What the exercise asks. Copy out the lines that have "TradingView" in them.

※

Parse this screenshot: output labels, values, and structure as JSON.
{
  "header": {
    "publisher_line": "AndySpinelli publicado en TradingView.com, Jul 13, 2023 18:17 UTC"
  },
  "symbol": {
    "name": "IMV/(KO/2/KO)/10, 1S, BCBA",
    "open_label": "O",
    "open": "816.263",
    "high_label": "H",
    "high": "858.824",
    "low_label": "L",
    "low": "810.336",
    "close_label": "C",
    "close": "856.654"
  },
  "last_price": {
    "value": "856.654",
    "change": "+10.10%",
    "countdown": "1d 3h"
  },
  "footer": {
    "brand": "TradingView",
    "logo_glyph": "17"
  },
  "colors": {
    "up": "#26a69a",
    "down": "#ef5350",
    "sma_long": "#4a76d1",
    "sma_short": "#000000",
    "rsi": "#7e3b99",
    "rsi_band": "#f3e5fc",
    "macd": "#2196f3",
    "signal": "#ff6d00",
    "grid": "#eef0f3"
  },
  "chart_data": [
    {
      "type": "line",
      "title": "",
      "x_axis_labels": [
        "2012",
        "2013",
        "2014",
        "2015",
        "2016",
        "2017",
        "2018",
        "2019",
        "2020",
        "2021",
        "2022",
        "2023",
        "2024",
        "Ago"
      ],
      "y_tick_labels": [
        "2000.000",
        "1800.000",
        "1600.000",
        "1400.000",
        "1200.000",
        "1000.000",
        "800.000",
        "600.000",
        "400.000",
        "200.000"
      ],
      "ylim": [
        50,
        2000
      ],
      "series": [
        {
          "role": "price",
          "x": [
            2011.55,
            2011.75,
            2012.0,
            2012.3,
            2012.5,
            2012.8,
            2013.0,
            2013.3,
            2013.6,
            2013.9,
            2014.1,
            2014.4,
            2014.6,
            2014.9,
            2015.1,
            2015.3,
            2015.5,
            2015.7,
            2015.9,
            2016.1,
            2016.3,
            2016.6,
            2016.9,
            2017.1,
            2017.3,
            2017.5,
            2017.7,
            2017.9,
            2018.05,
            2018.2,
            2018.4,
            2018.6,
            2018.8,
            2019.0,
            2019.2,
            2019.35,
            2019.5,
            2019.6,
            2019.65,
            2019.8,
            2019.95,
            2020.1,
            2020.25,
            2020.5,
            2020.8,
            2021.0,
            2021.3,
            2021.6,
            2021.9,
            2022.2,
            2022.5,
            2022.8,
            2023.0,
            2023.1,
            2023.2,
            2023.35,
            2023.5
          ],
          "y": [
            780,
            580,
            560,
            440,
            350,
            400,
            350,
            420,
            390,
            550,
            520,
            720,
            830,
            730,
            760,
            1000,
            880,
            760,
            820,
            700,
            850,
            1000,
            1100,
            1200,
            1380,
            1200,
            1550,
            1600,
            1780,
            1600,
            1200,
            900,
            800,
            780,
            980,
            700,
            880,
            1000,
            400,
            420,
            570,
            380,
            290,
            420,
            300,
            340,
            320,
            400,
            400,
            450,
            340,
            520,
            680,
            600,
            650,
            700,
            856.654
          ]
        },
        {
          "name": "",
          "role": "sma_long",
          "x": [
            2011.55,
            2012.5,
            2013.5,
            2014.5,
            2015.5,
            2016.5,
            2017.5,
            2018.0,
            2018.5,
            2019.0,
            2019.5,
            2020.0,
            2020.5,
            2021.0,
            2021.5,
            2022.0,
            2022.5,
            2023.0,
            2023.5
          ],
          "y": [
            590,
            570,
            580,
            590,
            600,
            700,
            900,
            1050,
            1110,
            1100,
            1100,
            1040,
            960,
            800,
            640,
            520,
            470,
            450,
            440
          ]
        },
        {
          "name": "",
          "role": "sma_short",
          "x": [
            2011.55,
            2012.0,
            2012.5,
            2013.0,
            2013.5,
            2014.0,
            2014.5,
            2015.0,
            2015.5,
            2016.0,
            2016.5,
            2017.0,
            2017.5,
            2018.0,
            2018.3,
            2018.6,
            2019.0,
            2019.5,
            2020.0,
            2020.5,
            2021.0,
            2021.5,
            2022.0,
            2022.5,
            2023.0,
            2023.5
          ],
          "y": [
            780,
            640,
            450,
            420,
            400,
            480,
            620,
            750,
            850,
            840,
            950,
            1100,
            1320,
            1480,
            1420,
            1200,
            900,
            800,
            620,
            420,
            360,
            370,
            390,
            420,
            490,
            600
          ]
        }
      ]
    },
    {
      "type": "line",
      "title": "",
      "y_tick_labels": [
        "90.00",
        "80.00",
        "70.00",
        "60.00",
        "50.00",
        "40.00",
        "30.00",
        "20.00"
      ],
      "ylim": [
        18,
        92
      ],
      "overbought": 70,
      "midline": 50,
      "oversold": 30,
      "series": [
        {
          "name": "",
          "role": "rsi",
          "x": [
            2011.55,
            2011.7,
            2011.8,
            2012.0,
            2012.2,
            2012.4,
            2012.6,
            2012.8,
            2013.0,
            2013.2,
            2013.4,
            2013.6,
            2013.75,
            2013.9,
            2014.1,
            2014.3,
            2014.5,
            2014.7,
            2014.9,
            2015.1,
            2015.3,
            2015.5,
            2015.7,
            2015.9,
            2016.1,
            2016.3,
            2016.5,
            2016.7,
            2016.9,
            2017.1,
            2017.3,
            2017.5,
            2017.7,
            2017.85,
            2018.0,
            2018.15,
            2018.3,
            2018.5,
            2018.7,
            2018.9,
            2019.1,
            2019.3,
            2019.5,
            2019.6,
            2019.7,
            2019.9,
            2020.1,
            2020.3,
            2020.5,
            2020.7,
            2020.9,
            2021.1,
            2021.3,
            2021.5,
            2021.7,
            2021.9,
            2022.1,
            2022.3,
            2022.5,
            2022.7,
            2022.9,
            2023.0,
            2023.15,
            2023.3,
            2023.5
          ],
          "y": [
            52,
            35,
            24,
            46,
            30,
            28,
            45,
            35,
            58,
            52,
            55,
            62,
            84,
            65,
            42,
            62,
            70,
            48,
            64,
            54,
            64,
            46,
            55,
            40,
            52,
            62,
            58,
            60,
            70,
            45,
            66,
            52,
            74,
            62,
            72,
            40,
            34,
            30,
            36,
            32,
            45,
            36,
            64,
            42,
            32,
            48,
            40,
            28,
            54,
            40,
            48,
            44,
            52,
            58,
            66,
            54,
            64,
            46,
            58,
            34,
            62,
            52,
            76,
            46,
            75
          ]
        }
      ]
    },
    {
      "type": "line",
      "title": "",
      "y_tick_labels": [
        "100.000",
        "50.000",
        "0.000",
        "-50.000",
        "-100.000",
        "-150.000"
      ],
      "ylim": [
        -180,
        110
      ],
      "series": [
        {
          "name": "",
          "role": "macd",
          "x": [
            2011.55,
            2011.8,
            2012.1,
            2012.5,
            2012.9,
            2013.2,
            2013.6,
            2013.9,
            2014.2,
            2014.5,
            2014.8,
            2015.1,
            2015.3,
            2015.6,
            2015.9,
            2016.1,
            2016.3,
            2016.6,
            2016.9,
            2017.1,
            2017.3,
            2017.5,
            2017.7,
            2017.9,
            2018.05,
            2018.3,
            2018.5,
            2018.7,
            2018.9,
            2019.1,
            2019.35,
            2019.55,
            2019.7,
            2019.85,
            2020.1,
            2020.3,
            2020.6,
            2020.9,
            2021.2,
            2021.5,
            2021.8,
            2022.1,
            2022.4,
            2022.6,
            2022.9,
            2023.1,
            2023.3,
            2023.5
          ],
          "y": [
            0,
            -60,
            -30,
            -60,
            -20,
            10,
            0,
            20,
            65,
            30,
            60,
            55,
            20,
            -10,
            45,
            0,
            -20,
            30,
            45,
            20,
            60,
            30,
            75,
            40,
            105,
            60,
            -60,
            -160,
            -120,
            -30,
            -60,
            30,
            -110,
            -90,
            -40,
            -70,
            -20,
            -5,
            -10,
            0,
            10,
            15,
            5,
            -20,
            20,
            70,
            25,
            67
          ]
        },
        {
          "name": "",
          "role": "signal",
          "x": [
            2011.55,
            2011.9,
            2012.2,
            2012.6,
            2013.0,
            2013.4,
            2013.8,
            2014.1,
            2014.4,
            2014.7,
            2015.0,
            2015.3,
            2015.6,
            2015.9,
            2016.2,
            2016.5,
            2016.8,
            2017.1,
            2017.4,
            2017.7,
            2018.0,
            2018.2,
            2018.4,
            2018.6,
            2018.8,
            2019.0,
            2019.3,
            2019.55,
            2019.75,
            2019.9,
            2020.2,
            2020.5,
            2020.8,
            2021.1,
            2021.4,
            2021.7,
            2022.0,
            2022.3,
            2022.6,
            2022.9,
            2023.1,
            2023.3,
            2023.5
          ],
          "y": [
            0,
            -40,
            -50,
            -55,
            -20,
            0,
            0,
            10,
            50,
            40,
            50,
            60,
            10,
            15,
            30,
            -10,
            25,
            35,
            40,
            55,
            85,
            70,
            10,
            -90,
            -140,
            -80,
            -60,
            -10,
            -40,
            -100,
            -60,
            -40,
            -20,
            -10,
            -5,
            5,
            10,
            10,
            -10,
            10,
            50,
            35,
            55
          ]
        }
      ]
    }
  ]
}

※

Correct answer.
    "publisher_line": "AndySpinelli publicado en TradingView.com, Jul 13, 2023 18:17 UTC"
    "brand": "TradingView",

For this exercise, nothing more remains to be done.